• _What you have to do_:
Under this task are some entries; return every one of them exactly.

• _Task input_:
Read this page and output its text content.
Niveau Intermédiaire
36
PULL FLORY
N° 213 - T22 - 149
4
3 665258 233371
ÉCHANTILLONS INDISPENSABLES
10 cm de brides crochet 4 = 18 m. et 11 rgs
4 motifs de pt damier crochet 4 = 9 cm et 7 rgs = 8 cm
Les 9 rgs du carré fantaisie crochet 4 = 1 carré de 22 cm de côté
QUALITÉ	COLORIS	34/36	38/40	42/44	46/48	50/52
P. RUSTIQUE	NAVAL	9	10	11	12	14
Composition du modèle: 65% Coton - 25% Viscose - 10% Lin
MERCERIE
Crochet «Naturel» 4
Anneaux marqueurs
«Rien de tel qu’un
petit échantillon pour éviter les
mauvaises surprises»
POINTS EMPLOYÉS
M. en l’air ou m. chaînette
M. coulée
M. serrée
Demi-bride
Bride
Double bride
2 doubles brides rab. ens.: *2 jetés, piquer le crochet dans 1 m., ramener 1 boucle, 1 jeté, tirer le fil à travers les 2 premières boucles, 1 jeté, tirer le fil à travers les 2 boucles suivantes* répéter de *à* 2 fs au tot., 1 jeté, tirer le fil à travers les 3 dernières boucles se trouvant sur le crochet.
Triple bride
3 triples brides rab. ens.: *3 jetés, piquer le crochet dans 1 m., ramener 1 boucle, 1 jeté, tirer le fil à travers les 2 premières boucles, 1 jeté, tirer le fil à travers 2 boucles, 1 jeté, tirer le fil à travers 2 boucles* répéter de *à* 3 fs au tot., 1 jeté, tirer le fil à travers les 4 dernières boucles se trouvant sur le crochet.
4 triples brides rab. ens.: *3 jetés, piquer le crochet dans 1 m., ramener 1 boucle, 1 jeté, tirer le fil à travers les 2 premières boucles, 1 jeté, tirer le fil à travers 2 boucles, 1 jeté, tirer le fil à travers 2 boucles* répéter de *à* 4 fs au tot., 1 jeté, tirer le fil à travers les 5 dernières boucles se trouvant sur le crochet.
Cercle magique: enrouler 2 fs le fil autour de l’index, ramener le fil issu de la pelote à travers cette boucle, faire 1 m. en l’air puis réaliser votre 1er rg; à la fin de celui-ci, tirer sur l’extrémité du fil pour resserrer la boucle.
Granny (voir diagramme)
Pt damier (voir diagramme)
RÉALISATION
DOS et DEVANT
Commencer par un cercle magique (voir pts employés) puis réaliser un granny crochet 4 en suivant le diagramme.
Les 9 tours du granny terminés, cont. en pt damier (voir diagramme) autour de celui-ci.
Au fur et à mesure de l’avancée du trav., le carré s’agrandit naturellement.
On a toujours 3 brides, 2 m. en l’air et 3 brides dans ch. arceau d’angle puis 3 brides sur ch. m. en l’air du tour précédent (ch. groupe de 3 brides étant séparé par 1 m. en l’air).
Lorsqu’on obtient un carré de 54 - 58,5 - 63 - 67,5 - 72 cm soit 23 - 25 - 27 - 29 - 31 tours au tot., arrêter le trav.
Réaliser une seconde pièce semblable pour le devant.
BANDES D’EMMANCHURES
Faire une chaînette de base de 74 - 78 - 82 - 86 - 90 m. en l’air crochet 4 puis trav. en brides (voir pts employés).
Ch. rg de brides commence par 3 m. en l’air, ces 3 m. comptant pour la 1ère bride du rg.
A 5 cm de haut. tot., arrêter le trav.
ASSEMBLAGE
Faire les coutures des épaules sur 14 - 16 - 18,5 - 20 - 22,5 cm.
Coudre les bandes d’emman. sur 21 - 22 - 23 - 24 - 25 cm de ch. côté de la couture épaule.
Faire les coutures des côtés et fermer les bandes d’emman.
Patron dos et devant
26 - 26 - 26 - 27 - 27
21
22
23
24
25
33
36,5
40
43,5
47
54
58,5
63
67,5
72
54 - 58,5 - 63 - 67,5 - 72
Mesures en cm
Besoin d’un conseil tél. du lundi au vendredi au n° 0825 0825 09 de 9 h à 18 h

• _Answer for this exercise_:
Read this page and output its text content.
Niveau Intermédiaire
36
PULL FLORY
N° 213 - T22 - 149
4
3 665258 233371
ÉCHANTILLONS INDISPENSABLES
10 cm de brides crochet 4 = 18 m. et 11 rgs
4 motifs de pt damier crochet 4 = 9 cm et 7 rgs = 8 cm
Les 9 rgs du carré fantaisie crochet 4 = 1 carré de 22 cm de côté
QUALITÉ	COLORIS	34/36	38/40	42/44	46/48	50/52
P. RUSTIQUE	NAVAL	9	10	11	12	14
Composition du modèle: 65% Coton - 25% Viscose - 10% Lin
MERCERIE
Crochet «Naturel» 4
Anneaux marqueurs
«Rien de tel qu’un
petit échantillon pour éviter les
mauvaises surprises»
POINTS EMPLOYÉS
M. en l’air ou m. chaînette
M. coulée
M. serrée
Demi-bride
Bride
Double bride
2 doubles brides rab. ens.: *2 jetés, piquer le crochet dans 1 m., ramener 1 boucle, 1 jeté, tirer le fil à travers les 2 premières boucles, 1 jeté, tirer le fil à travers les 2 boucles suivantes* répéter de *à* 2 fs au tot., 1 jeté, tirer le fil à travers les 3 dernières boucles se trouvant sur le crochet.
Triple bride
3 triples brides rab. ens.: *3 jetés, piquer le crochet dans 1 m., ramener 1 boucle, 1 jeté, tirer le fil à travers les 2 premières boucles, 1 jeté, tirer le fil à travers 2 boucles, 1 jeté, tirer le fil à travers 2 boucles* répéter de *à* 3 fs au tot., 1 jeté, tirer le fil à travers les 4 dernières boucles se trouvant sur le crochet.
4 triples brides rab. ens.: *3 jetés, piquer le crochet dans 1 m., ramener 1 boucle, 1 jeté, tirer le fil à travers les 2 premières boucles, 1 jeté, tirer le fil à travers 2 boucles, 1 jeté, tirer le fil à travers 2 boucles* répéter de *à* 4 fs au tot., 1 jeté, tirer le fil à travers les 5 dernières boucles se trouvant sur le crochet.
Cercle magique: enrouler 2 fs le fil autour de l’index, ramener le fil issu de la pelote à travers cette boucle, faire 1 m. en l’air puis réaliser votre 1er rg; à la fin de celui-ci, tirer sur l’extrémité du fil pour resserrer la boucle.
Granny (voir diagramme)
Pt damier (voir diagramme)
RÉALISATION
DOS et DEVANT
Commencer par un cercle magique (voir pts employés) puis réaliser un granny crochet 4 en suivant le diagramme.
Les 9 tours du granny terminés, cont. en pt damier (voir diagramme) autour de celui-ci.
Au fur et à mesure de l’avancée du trav., le carré s’agrandit naturellement.
On a toujours 3 brides, 2 m. en l’air et 3 brides dans ch. arceau d’angle puis 3 brides sur ch. m. en l’air du tour précédent (ch. groupe de 3 brides étant séparé par 1 m. en l’air).
Lorsqu’on obtient un carré de 54 - 58,5 - 63 - 67,5 - 72 cm soit 23 - 25 - 27 - 29 - 31 tours au tot., arrêter le trav.
Réaliser une seconde pièce semblable pour le devant.
BANDES D’EMMANCHURES
Faire une chaînette de base de 74 - 78 - 82 - 86 - 90 m. en l’air crochet 4 puis trav. en brides (voir pts employés).
Ch. rg de brides commence par 3 m. en l’air, ces 3 m. comptant pour la 1ère bride du rg.
A 5 cm de haut. tot., arrêter le trav.
ASSEMBLAGE
Faire les coutures des épaules sur 14 - 16 - 18,5 - 20 - 22,5 cm.
Coudre les bandes d’emman. sur 21 - 22 - 23 - 24 - 25 cm de ch. côté de la couture épaule.
Faire les coutures des côtés et fermer les bandes d’emman.
Patron dos et devant
26 - 26 - 26 - 27 - 27
21
22
23
24
25
33
36,5
40
43,5
47
54
58,5
63
67,5
72
54 - 58,5 - 63 - 67,5 - 72
Mesures en cm
Besoin d’un conseil tél. du lundi au vendredi au n° 0825 0825 09 de 9 h à 18 h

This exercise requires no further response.